— Set problem —
Please format the stretch of the material from the line containing "question-1 bbox=[216, 455, 389, 475]" through the line containing "case-2-bar bbox=[669, 940, 670, 960]" as a Markdown table with the columns Row and Line, numbering each line and omitting any blank lines.
START Input data
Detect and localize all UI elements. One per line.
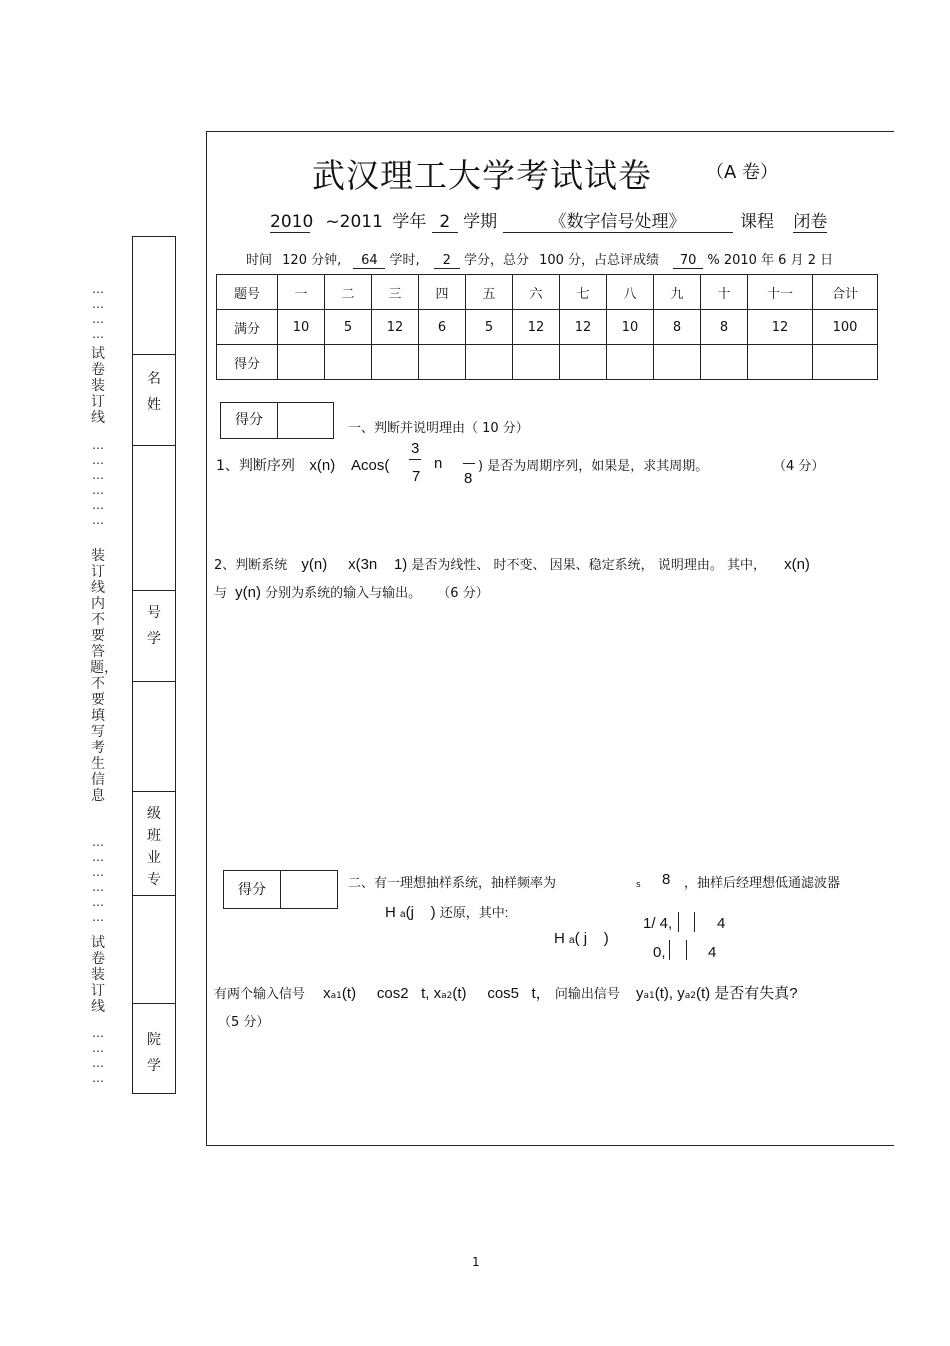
question-1 bbox=[216, 455, 389, 475]
section2-heading: 二、有一理想抽样系统，抽样频率为 bbox=[348, 876, 557, 891]
percent-value: 70 bbox=[673, 253, 703, 269]
exam-date: % 2010 年 6 月 2 日 bbox=[707, 253, 834, 268]
score-cell[interactable] bbox=[278, 345, 325, 380]
section2-score-box bbox=[223, 870, 338, 909]
name-label: 名姓 bbox=[147, 371, 161, 413]
header-cell: 六 bbox=[513, 275, 560, 310]
course-name: 《数字信号处理》 bbox=[503, 207, 733, 233]
header-cell: 三 bbox=[372, 275, 419, 310]
divider bbox=[133, 895, 175, 896]
q1-prefix: 1、判断序列 bbox=[216, 458, 295, 474]
ha-subscript: a bbox=[400, 909, 406, 920]
full-mark-cell: 10 bbox=[607, 310, 654, 345]
credits-value: 2 bbox=[434, 253, 460, 269]
row-label: 满分 bbox=[217, 310, 278, 345]
section2-points: （5 分） bbox=[218, 1015, 270, 1030]
full-mark-cell: 12 bbox=[513, 310, 560, 345]
ask-text: 问输出信号 bbox=[554, 987, 620, 1002]
case-1-cond: 4 bbox=[717, 915, 726, 932]
x2-subscript: a2 bbox=[441, 991, 453, 1001]
q2-text: 是否为线性、 时不变、 因果、稳定系统， 说明理由。 其中， bbox=[411, 558, 766, 573]
score-cell[interactable] bbox=[372, 345, 419, 380]
q1-math: x(n) Acos( bbox=[309, 457, 390, 474]
score-cell[interactable] bbox=[607, 345, 654, 380]
time-value: 120 分钟, bbox=[282, 253, 342, 268]
student-info-box bbox=[132, 236, 176, 1094]
score-cell[interactable] bbox=[748, 345, 813, 380]
case-1-bar2 bbox=[694, 912, 695, 932]
y1-subscript: a1 bbox=[643, 991, 655, 1001]
header-cell: 十一 bbox=[748, 275, 813, 310]
score-cell[interactable] bbox=[325, 345, 372, 380]
fs-subscript: s bbox=[636, 880, 641, 890]
ha-restore-text: 还原，其中: bbox=[439, 905, 509, 920]
score-table bbox=[216, 274, 878, 380]
case-2-bar bbox=[669, 940, 670, 960]
score-cell[interactable] bbox=[560, 345, 607, 380]
ha-symbol: H bbox=[385, 904, 396, 921]
section2-inputs bbox=[214, 982, 798, 1003]
x1-subscript: a1 bbox=[330, 991, 342, 1001]
margin-dots-mid: … … … … … … bbox=[92, 438, 104, 527]
divider bbox=[133, 354, 175, 355]
hours-value: 64 bbox=[353, 253, 385, 269]
header-cell: 九 bbox=[654, 275, 701, 310]
q1-points: （4 分） bbox=[773, 459, 825, 474]
margin-text-no-answer: 装订线内不要答题，不要填写考生信息 bbox=[90, 548, 118, 804]
score-cell[interactable] bbox=[701, 345, 748, 380]
x2-symbol: x bbox=[433, 985, 442, 1002]
case-2-bar2 bbox=[686, 940, 687, 960]
course-label: 课程 bbox=[739, 212, 774, 232]
time-label: 时间 bbox=[246, 253, 273, 268]
score-cell[interactable] bbox=[513, 345, 560, 380]
header-cell: 五 bbox=[466, 275, 513, 310]
margin-text-binding-line-2: 试卷装订线 bbox=[91, 935, 105, 1015]
score-entry[interactable] bbox=[278, 403, 333, 438]
divider bbox=[133, 791, 175, 792]
question-2-line2 bbox=[214, 582, 489, 601]
college-label: 院学 bbox=[147, 1032, 161, 1074]
score-label: 得分 bbox=[224, 871, 281, 908]
fs-value: 8 bbox=[662, 871, 671, 888]
header-cell: 一 bbox=[278, 275, 325, 310]
exam-title: 武汉理工大学考试试卷 bbox=[312, 156, 652, 195]
score-cell[interactable] bbox=[813, 345, 878, 380]
q2-io: 分别为系统的输入与输出。 bbox=[265, 586, 422, 601]
year-label: 学年 bbox=[392, 212, 427, 232]
ha2-subscript: a bbox=[569, 935, 575, 946]
page-number: 1 bbox=[472, 1255, 480, 1269]
header-cell: 合计 bbox=[813, 275, 878, 310]
header-cell: 八 bbox=[607, 275, 654, 310]
q2-with: 与 bbox=[214, 586, 228, 601]
score-label: 得分 bbox=[221, 403, 278, 438]
full-mark-cell: 6 bbox=[419, 310, 466, 345]
hours-label: 学时, bbox=[389, 253, 420, 268]
case-1-bar bbox=[678, 912, 679, 932]
q1-frac2-den: 8 bbox=[464, 470, 473, 487]
info-line bbox=[246, 249, 833, 269]
score-cell[interactable] bbox=[466, 345, 513, 380]
margin-dots-top: … … … … bbox=[92, 282, 104, 341]
q2-xn: x(n) bbox=[784, 556, 810, 573]
class-label: 级班业专 bbox=[147, 806, 161, 888]
margin-dots-mid2: … … … … … … bbox=[92, 835, 104, 924]
total-value: 100 分，占总评成绩 bbox=[539, 253, 660, 268]
divider bbox=[133, 445, 175, 446]
q1-n: n bbox=[434, 455, 443, 472]
x1-symbol: x bbox=[323, 985, 331, 1002]
q2-prefix: 2、判断系统 bbox=[214, 558, 288, 573]
score-entry[interactable] bbox=[281, 871, 337, 908]
credits-label: 学分，总分 bbox=[463, 253, 529, 268]
full-mark-cell: 8 bbox=[701, 310, 748, 345]
row-label: 题号 bbox=[217, 275, 278, 310]
header-cell: 二 bbox=[325, 275, 372, 310]
x1-expr: (t) cos2 t, bbox=[341, 985, 430, 1002]
paper-type: （A 卷） bbox=[706, 162, 779, 183]
full-mark-cell: 12 bbox=[372, 310, 419, 345]
q2-yn: y(n) bbox=[235, 584, 261, 601]
term: 2 bbox=[432, 212, 458, 233]
full-mark-cell: 5 bbox=[466, 310, 513, 345]
ha2-symbol: H bbox=[554, 930, 565, 947]
row-label: 得分 bbox=[217, 345, 278, 380]
table-row-headers bbox=[217, 275, 878, 310]
question-2-line1 bbox=[214, 554, 810, 573]
q1-frac-num: 3 bbox=[411, 440, 420, 457]
q1-frac2-bar bbox=[463, 463, 475, 464]
full-mark-cell: 5 bbox=[325, 310, 372, 345]
y-symbol: y bbox=[635, 985, 644, 1002]
y-mid: (t), y bbox=[654, 985, 685, 1002]
case-2-cond: 4 bbox=[708, 944, 717, 961]
input-text: 有两个输入信号 bbox=[214, 987, 306, 1002]
divider bbox=[133, 681, 175, 682]
x2-expr: (t) cos5 t， bbox=[452, 985, 551, 1002]
ha-arg: (j ) bbox=[405, 904, 436, 921]
q2-points: （6 分） bbox=[437, 586, 489, 601]
table-row-scores bbox=[217, 345, 878, 380]
case-1-value: 1/ 4, bbox=[643, 915, 673, 932]
section1-heading: 一、判断并说明理由（ 10 分） bbox=[348, 421, 529, 436]
score-cell[interactable] bbox=[654, 345, 701, 380]
q1-suffix: ) 是否为周期序列，如果是，求其周期。 bbox=[478, 459, 709, 474]
ha-line bbox=[385, 902, 508, 921]
section1-score-box bbox=[220, 402, 334, 439]
year-start: 2010 bbox=[270, 212, 314, 232]
table-row-full-marks bbox=[217, 310, 878, 345]
divider bbox=[133, 1003, 175, 1004]
student-id-label: 号学 bbox=[147, 605, 161, 647]
section2-heading-tail: ，抽样后经理想低通滤波器 bbox=[684, 876, 841, 891]
margin-dots-bottom: … … … … bbox=[92, 1026, 104, 1085]
term-label: 学期 bbox=[463, 212, 498, 232]
score-cell[interactable] bbox=[419, 345, 466, 380]
ha2-arg: ( j ) bbox=[574, 930, 609, 947]
q1-frac-den: 7 bbox=[412, 468, 421, 485]
full-mark-cell: 100 bbox=[813, 310, 878, 345]
ha-definition bbox=[554, 930, 609, 947]
header-cell: 十 bbox=[701, 275, 748, 310]
header-cell: 七 bbox=[560, 275, 607, 310]
margin-text-binding-line-1: 试卷装订线 bbox=[91, 346, 105, 426]
q2-math: y(n) x(3n 1) bbox=[301, 556, 408, 573]
full-mark-cell: 12 bbox=[560, 310, 607, 345]
y2-subscript: a2 bbox=[684, 991, 696, 1001]
header-cell: 四 bbox=[419, 275, 466, 310]
y-end: (t) 是否有失真? bbox=[695, 985, 798, 1002]
course-line bbox=[270, 207, 827, 233]
exam-type: 闭卷 bbox=[793, 207, 827, 233]
full-mark-cell: 12 bbox=[748, 310, 813, 345]
year-sep: ~2011 bbox=[325, 212, 383, 232]
case-2-value: 0, bbox=[653, 944, 666, 961]
q1-frac-bar bbox=[409, 459, 421, 460]
divider bbox=[133, 590, 175, 591]
full-mark-cell: 10 bbox=[278, 310, 325, 345]
full-mark-cell: 8 bbox=[654, 310, 701, 345]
END Input data
— Finished answer —
| Row | Line |
|---|---|
| 1 | question-1 bbox=[216, 455, 389, 475] |
| 2 | section2-heading: 二、有一理想抽样系统，抽样频率为 bbox=[348, 876, 557, 891] |
| 3 | percent-value: 70 bbox=[673, 253, 703, 269] |
| 4 | exam-date: % 2010 年 6 月 2 日 bbox=[707, 253, 834, 268] |
| 5 | score-cell[interactable] bbox=[278, 345, 325, 380] |
| 6 | section2-score-box bbox=[223, 870, 338, 909] |
| 7 | name-label: 名姓 bbox=[147, 371, 161, 413] |
| 8 | header-cell: 六 bbox=[513, 275, 560, 310] |
| 9 | course-name: 《数字信号处理》 bbox=[503, 207, 733, 233] |
| 10 | header-cell: 三 bbox=[372, 275, 419, 310] |
| 11 | divider bbox=[133, 895, 175, 896] |
| 12 | q1-prefix: 1、判断序列 bbox=[216, 458, 295, 474] |
| 13 | ha-subscript: a bbox=[400, 909, 406, 920] |
| 14 | full-mark-cell: 10 bbox=[607, 310, 654, 345] |
| 15 | credits-value: 2 bbox=[434, 253, 460, 269] |
| 16 | row-label: 满分 bbox=[217, 310, 278, 345] |
| 17 | section2-points: （5 分） bbox=[218, 1015, 270, 1030] |
| 18 | full-mark-cell: 12 bbox=[513, 310, 560, 345] |
| 19 | ask-text: 问输出信号 bbox=[554, 987, 620, 1002] |
| 20 | case-1-cond: 4 bbox=[717, 915, 726, 932] |
| 21 | x2-subscript: a2 bbox=[441, 991, 453, 1001] |
| 22 | q2-text: 是否为线性、 时不变、 因果、稳定系统， 说明理由。 其中， bbox=[411, 558, 766, 573] |
| 23 | score-cell[interactable] bbox=[372, 345, 419, 380] |
| 24 | q1-math: x(n) Acos( bbox=[309, 457, 390, 474] |
| 25 | score-cell[interactable] bbox=[607, 345, 654, 380] |
| 26 | time-value: 120 分钟, bbox=[282, 253, 342, 268] |
| 27 | student-info-box bbox=[132, 236, 176, 1094] |
| 28 | score-cell[interactable] bbox=[748, 345, 813, 380] |
| 29 | case-1-bar2 bbox=[694, 912, 695, 932] |
| 30 | y1-subscript: a1 bbox=[643, 991, 655, 1001] |
| 31 | header-cell: 十一 bbox=[748, 275, 813, 310] |
| 32 | score-cell[interactable] bbox=[325, 345, 372, 380] |
| 33 | fs-subscript: s bbox=[636, 880, 641, 890] |
| 34 | ha-restore-text: 还原，其中: bbox=[439, 905, 509, 920] |
| 35 | score-table bbox=[216, 274, 878, 380] |
| 36 | case-2-bar bbox=[669, 940, 670, 960] |